» **Records shown**:
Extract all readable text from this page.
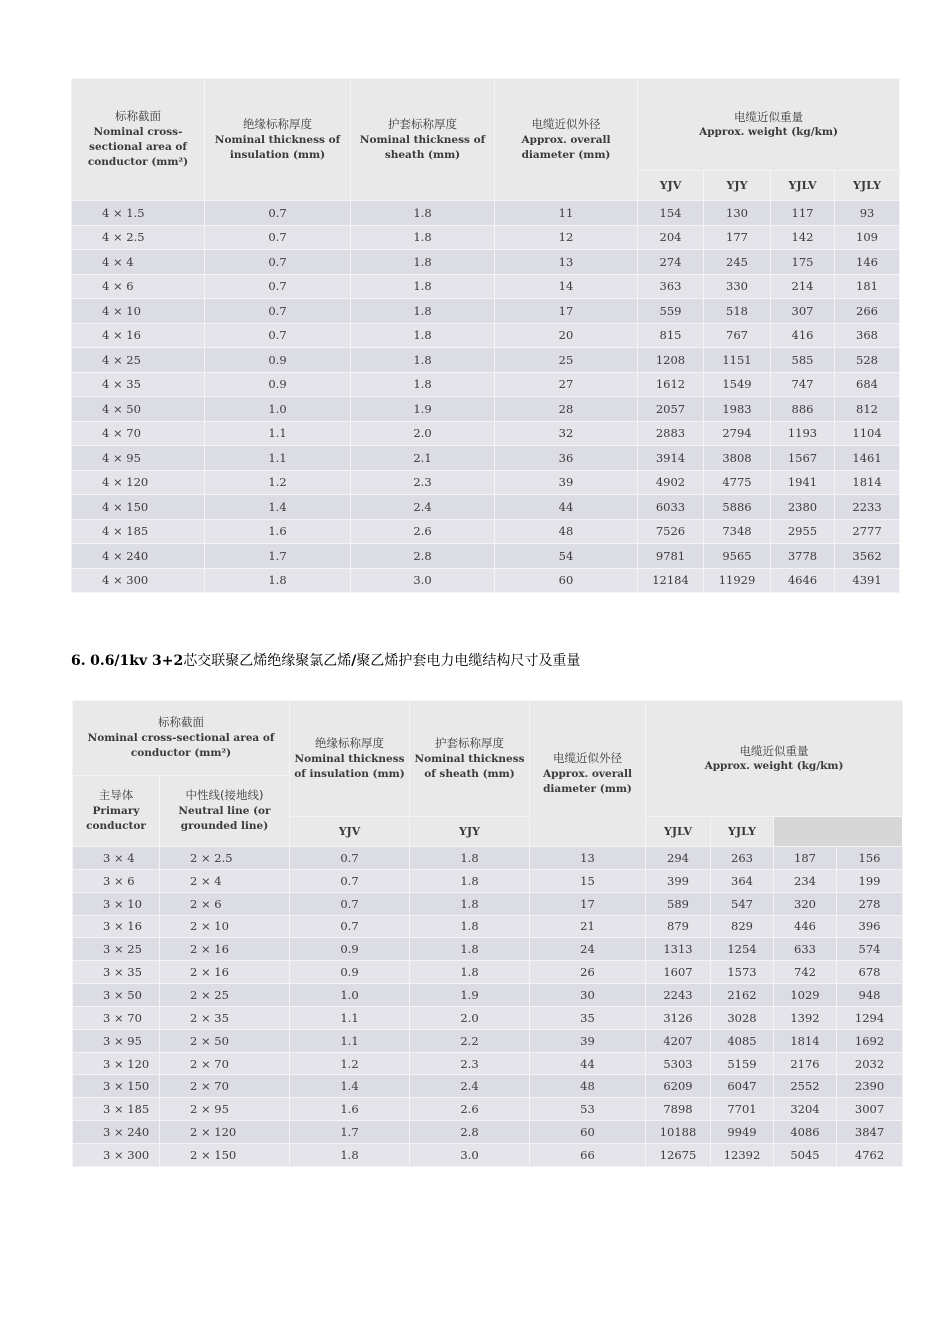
标称截面
Nominal cross-sectional area of conductor (mm²)	绝缘标称厚度
Nominal thickness of insulation (mm)	护套标称厚度
Nominal thickness of sheath (mm)	电缆近似外径
Approx. overall diameter (mm)	电缆近似重量
Approx. weight (kg/km)			

				YJV	YJY	YJLV	YJLY
4 × 1.5	0.7	1.8	11	154	130	117	93
4 × 2.5	0.7	1.8	12	204	177	142	109
4 × 4	0.7	1.8	13	274	245	175	146
4 × 6	0.7	1.8	14	363	330	214	181
4 × 10	0.7	1.8	17	559	518	307	266
4 × 16	0.7	1.8	20	815	767	416	368
4 × 25	0.9	1.8	25	1208	1151	585	528
4 × 35	0.9	1.8	27	1612	1549	747	684
4 × 50	1.0	1.9	28	2057	1983	886	812
4 × 70	1.1	2.0	32	2883	2794	1193	1104
4 × 95	1.1	2.1	36	3914	3808	1567	1461
4 × 120	1.2	2.3	39	4902	4775	1941	1814
4 × 150	1.4	2.4	44	6033	5886	2380	2233
4 × 185	1.6	2.6	48	7526	7348	2955	2777
4 × 240	1.7	2.8	54	9781	9565	3778	3562
4 × 300	1.8	3.0	60	12184	11929	4646	4391
6. 0.6/1kv 3+2芯交联聚乙烯绝缘聚氯乙烯/聚乙烯护套电力电缆结构尺寸及重量
标称截面
Nominal cross-sectional area of conductor (mm²)		绝缘标称厚度
Nominal thickness of insulation (mm)	护套标称厚度
Nominal thickness of sheath (mm)	电缆近似外径
Approx. overall diameter (mm)	电缆近似重量
Approx. weight (kg/km)			

主导体
Primary conductor	中性线(接地线)
Neutral line (or grounded line)							

		YJV	YJY		YJLV	YJLY		
3 × 4	2 × 2.5	0.7	1.8	13	294	263	187	156
3 × 6	2 × 4	0.7	1.8	15	399	364	234	199
3 × 10	2 × 6	0.7	1.8	17	589	547	320	278
3 × 16	2 × 10	0.7	1.8	21	879	829	446	396
3 × 25	2 × 16	0.9	1.8	24	1313	1254	633	574
3 × 35	2 × 16	0.9	1.8	26	1607	1573	742	678
3 × 50	2 × 25	1.0	1.9	30	2243	2162	1029	948
3 × 70	2 × 35	1.1	2.0	35	3126	3028	1392	1294
3 × 95	2 × 50	1.1	2.2	39	4207	4085	1814	1692
3 × 120	2 × 70	1.2	2.3	44	5303	5159	2176	2032
3 × 150	2 × 70	1.4	2.4	48	6209	6047	2552	2390
3 × 185	2 × 95	1.6	2.6	53	7898	7701	3204	3007
3 × 240	2 × 120	1.7	2.8	60	10188	9949	4086	3847
3 × 300	2 × 150	1.8	3.0	66	12675	12392	5045	4762
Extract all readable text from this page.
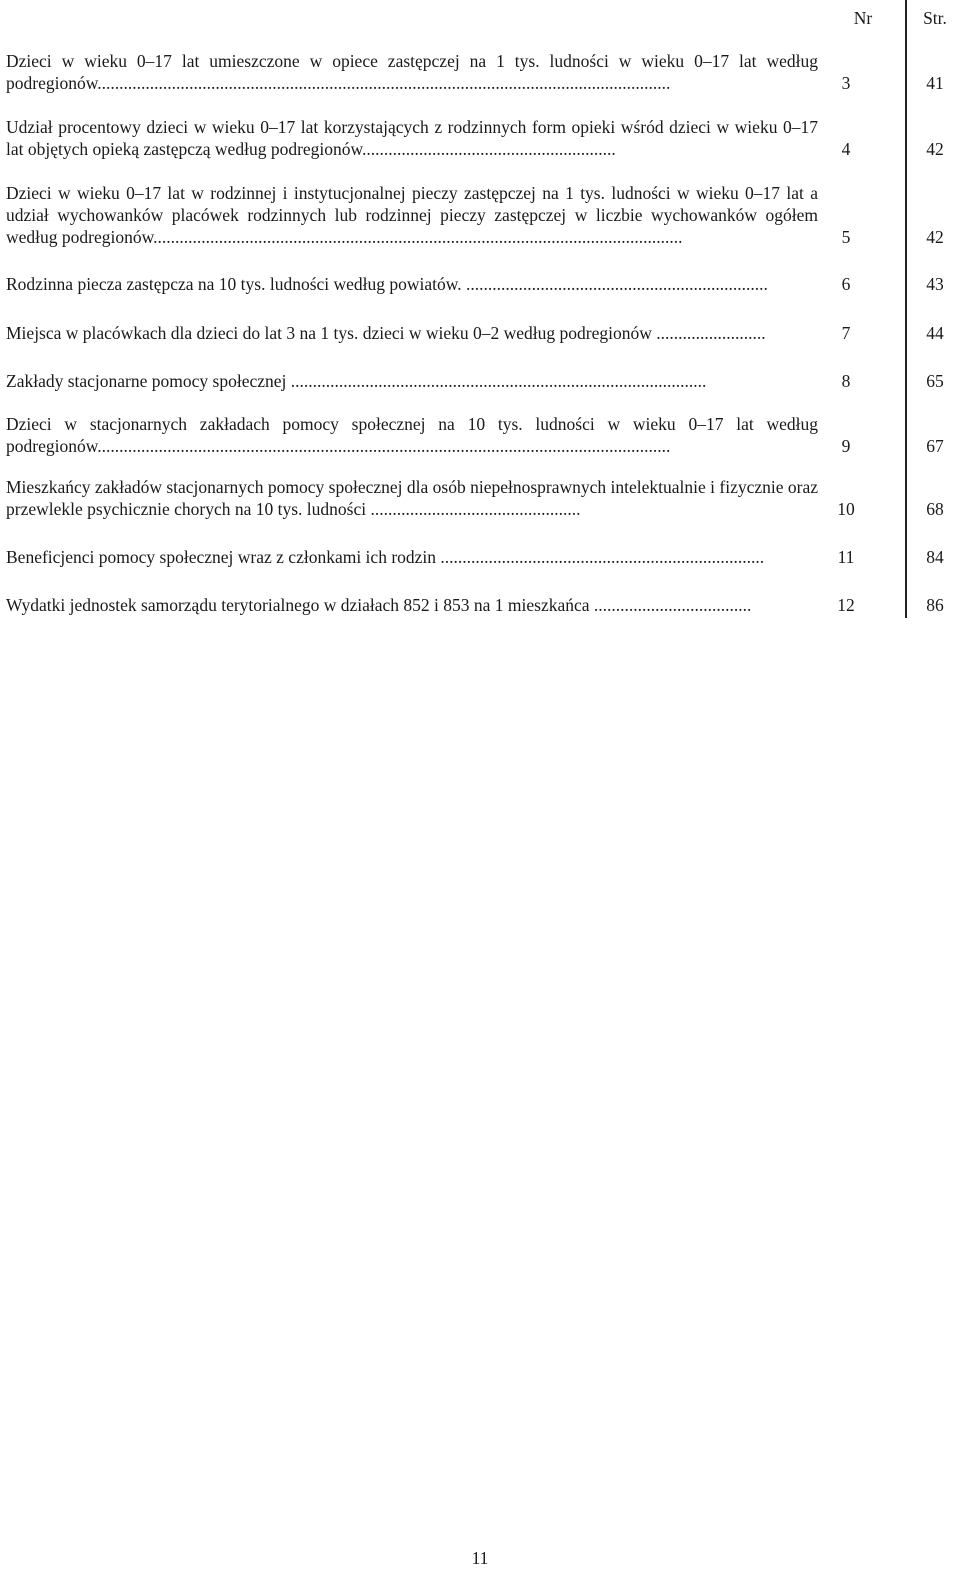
Nr	Str.
Dzieci w wieku 0–17 lat umieszczone w opiece zastępczej na 1 tys. ludności w wieku 0–17 lat według podregionów...................................................................................................................................	3	41
Udział procentowy dzieci w wieku 0–17 lat korzystających z rodzinnych form opieki wśród dzieci w wieku 0–17 lat objętych opieką zastępczą według podregionów..........................................................	4	42
Dzieci w wieku 0–17 lat w rodzinnej i instytucjonalnej pieczy zastępczej na 1 tys. ludności w wieku 0–17 lat a udział wychowanków placówek rodzinnych lub rodzinnej pieczy zastępczej w liczbie wychowanków ogółem według podregionów.........................................................................................................................	5	42
Rodzinna piecza zastępcza na 10 tys. ludności według powiatów. .....................................................................	6	43
Miejsca w placówkach dla dzieci do lat 3 na 1 tys. dzieci w wieku 0–2 według podregionów .........................	7	44
Zakłady stacjonarne pomocy społecznej ...............................................................................................	8	65
Dzieci w stacjonarnych zakładach pomocy społecznej na 10 tys. ludności w wieku 0–17 lat według podregionów...................................................................................................................................	9	67
Mieszkańcy zakładów stacjonarnych pomocy społecznej dla osób niepełnosprawnych intelektualnie i fizycznie oraz przewlekle psychicznie chorych na 10 tys. ludności ................................................	10	68
Beneficjenci pomocy społecznej wraz z członkami ich rodzin ..........................................................................	11	84
Wydatki jednostek samorządu terytorialnego w działach 852 i 853 na 1 mieszkańca ....................................	12	86
11
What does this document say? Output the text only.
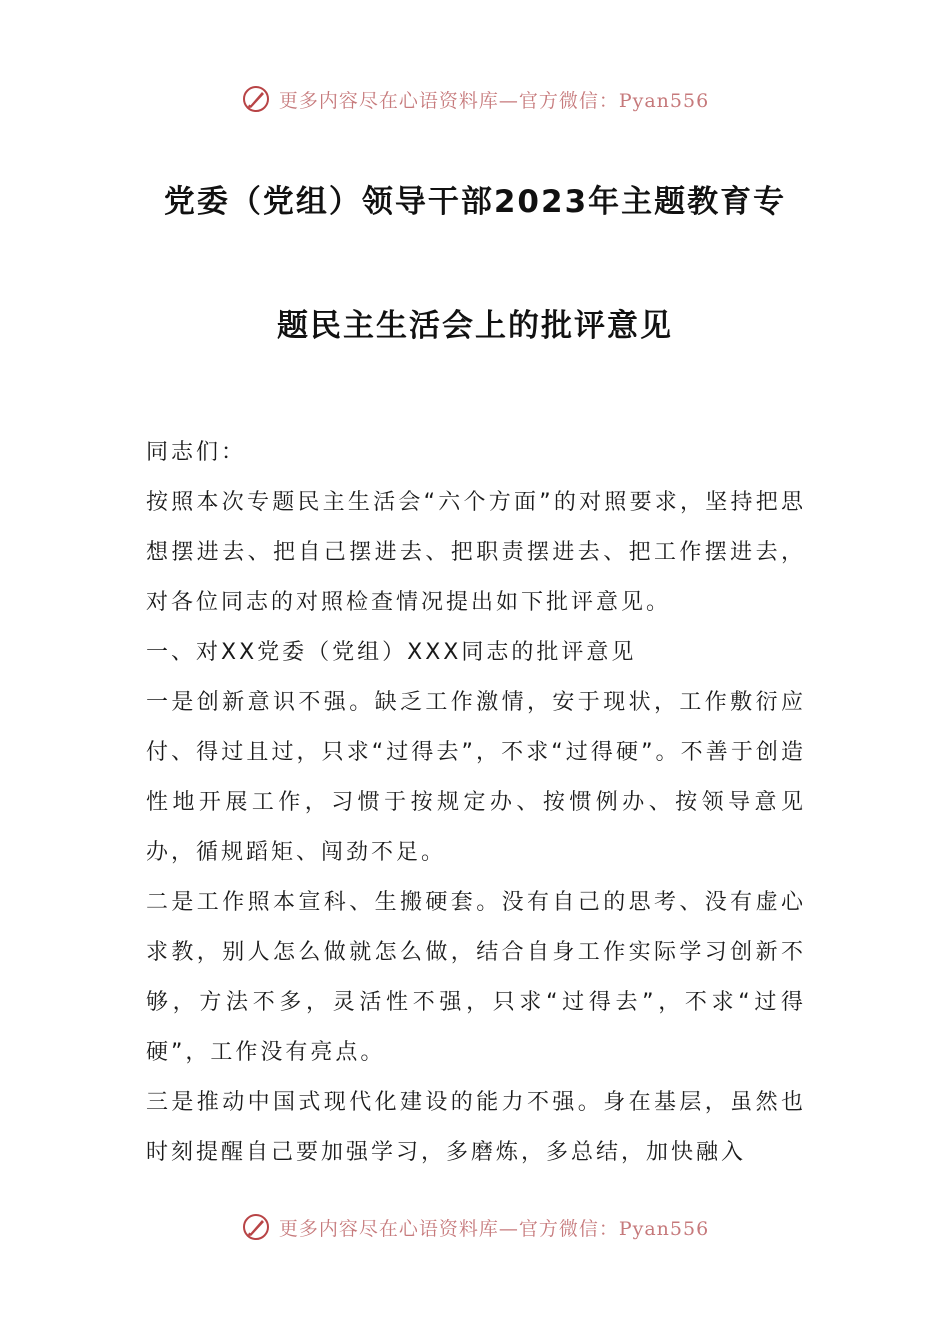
更多内容尽在心语资料库—官方微信：Pyan556
党委（党组）领导干部2023年主题教育专
题民主生活会上的批评意见

同志们：

按照本次专题民主生活会“六个方面”的对照要求，坚持把思想摆进去、把自己摆进去、把职责摆进去、把工作摆进去，对各位同志的对照检查情况提出如下批评意见。

一、对XX党委（党组）XXX同志的批评意见

一是创新意识不强。缺乏工作激情，安于现状，工作敷衍应付、得过且过，只求“过得去”，不求“过得硬”。不善于创造性地开展工作，习惯于按规定办、按惯例办、按领导意见办，循规蹈矩、闯劲不足。

二是工作照本宣科、生搬硬套。没有自己的思考、没有虚心求教，别人怎么做就怎么做，结合自身工作实际学习创新不够，方法不多，灵活性不强，只求“过得去”，不求“过得硬”，工作没有亮点。

三是推动中国式现代化建设的能力不强。身在基层，虽然也时刻提醒自己要加强学习，多磨炼，多总结，加快融入

更多内容尽在心语资料库—官方微信：Pyan556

» **Aim**: Return each full line of the entries that contains the word "sectional".

» **Correct result**:
Nominal cross-sectional area of conductor (mm²)	绝缘标称厚度
Nominal cross-sectional area of conductor (mm²)		绝缘标称厚度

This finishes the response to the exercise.